**Task description:** Quote every line below exactly and skip any picture.

**Data in this exercise:**
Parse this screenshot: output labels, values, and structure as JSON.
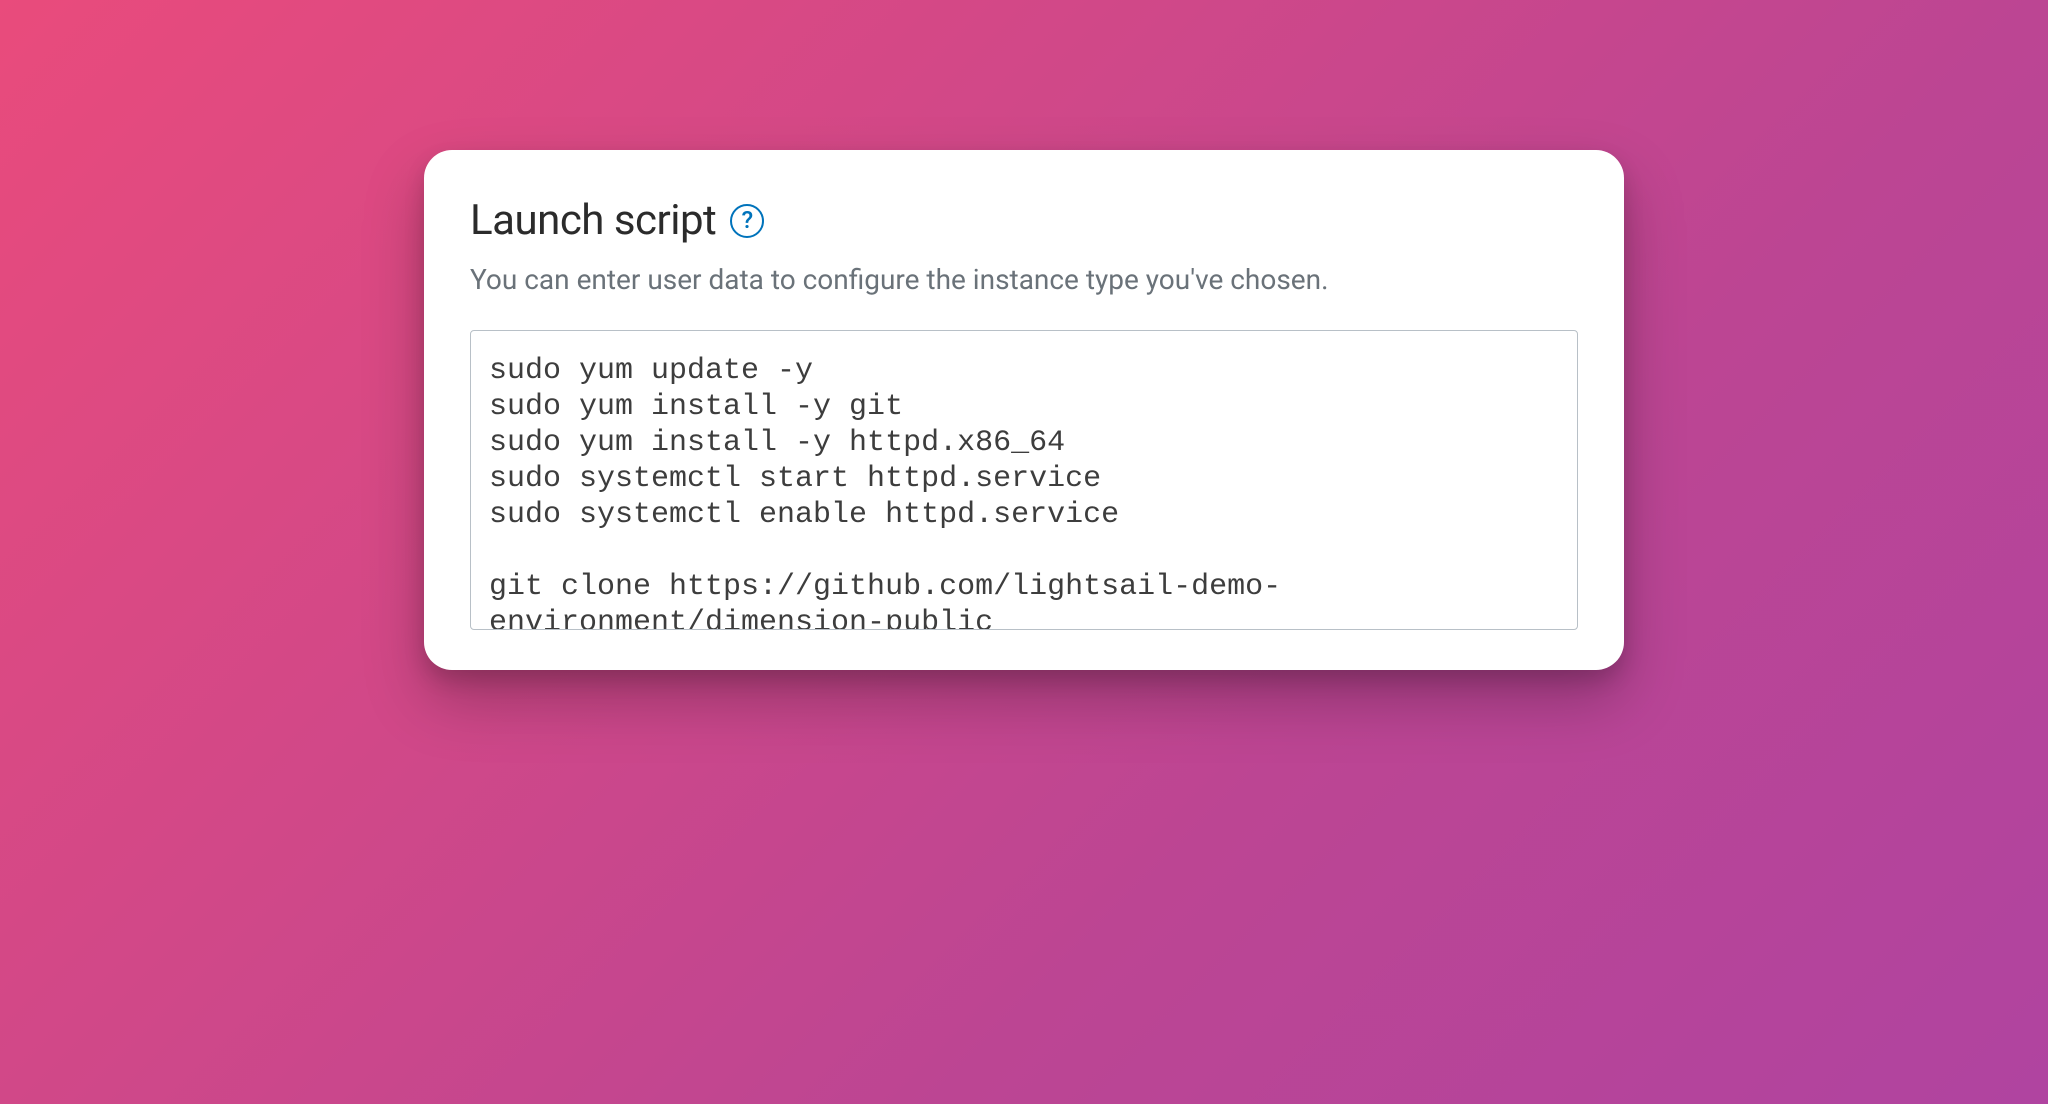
{
  "card": {
    "title": "Launch script",
    "help_glyph": "?",
    "description": "You can enter user data to configure the instance type you've chosen.",
    "script_value": "sudo yum update -y\nsudo yum install -y git\nsudo yum install -y httpd.x86_64\nsudo systemctl start httpd.service\nsudo systemctl enable httpd.service\n\ngit clone https://github.com/lightsail-demo-environment/dimension-public"
  }
}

**Solution below:**
Parse this screenshot: output labels, values, and structure as JSON.
{
  "card": {
    "title": "Launch script",
    "help_glyph": "?",
    "description": "You can enter user data to configure the instance type you've chosen.",
    "script_value": "sudo yum update -y\nsudo yum install -y git\nsudo yum install -y httpd.x86_64\nsudo systemctl start httpd.service\nsudo systemctl enable httpd.service\n\ngit clone https://github.com/lightsail-demo-environment/dimension-public"
  }
}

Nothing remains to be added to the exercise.